Your task is to output all the records below, word for word.

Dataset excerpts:
***

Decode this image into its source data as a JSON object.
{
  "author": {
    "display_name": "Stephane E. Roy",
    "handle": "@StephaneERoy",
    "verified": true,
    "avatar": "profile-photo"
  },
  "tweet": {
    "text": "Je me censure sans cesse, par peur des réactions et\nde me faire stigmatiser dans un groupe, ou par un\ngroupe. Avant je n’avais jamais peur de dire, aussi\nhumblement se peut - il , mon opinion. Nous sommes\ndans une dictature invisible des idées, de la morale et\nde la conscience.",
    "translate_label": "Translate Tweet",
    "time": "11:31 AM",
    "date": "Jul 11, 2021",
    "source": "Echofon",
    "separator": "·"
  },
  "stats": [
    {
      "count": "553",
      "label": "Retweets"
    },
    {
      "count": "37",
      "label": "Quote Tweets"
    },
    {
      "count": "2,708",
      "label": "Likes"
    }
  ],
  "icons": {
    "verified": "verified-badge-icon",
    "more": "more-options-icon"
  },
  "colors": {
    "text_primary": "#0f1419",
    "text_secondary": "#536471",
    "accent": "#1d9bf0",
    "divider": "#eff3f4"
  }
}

***

Task answer:
Decode this image into its source data as a JSON object.
{
  "author": {
    "display_name": "Stephane E. Roy",
    "handle": "@StephaneERoy",
    "verified": true,
    "avatar": "profile-photo"
  },
  "tweet": {
    "text": "Je me censure sans cesse, par peur des réactions et\nde me faire stigmatiser dans un groupe, ou par un\ngroupe. Avant je n’avais jamais peur de dire, aussi\nhumblement se peut - il , mon opinion. Nous sommes\ndans une dictature invisible des idées, de la morale et\nde la conscience.",
    "translate_label": "Translate Tweet",
    "time": "11:31 AM",
    "date": "Jul 11, 2021",
    "source": "Echofon",
    "separator": "·"
  },
  "stats": [
    {
      "count": "553",
      "label": "Retweets"
    },
    {
      "count": "37",
      "label": "Quote Tweets"
    },
    {
      "count": "2,708",
      "label": "Likes"
    }
  ],
  "icons": {
    "verified": "verified-badge-icon",
    "more": "more-options-icon"
  },
  "colors": {
    "text_primary": "#0f1419",
    "text_secondary": "#536471",
    "accent": "#1d9bf0",
    "divider": "#eff3f4"
  }
}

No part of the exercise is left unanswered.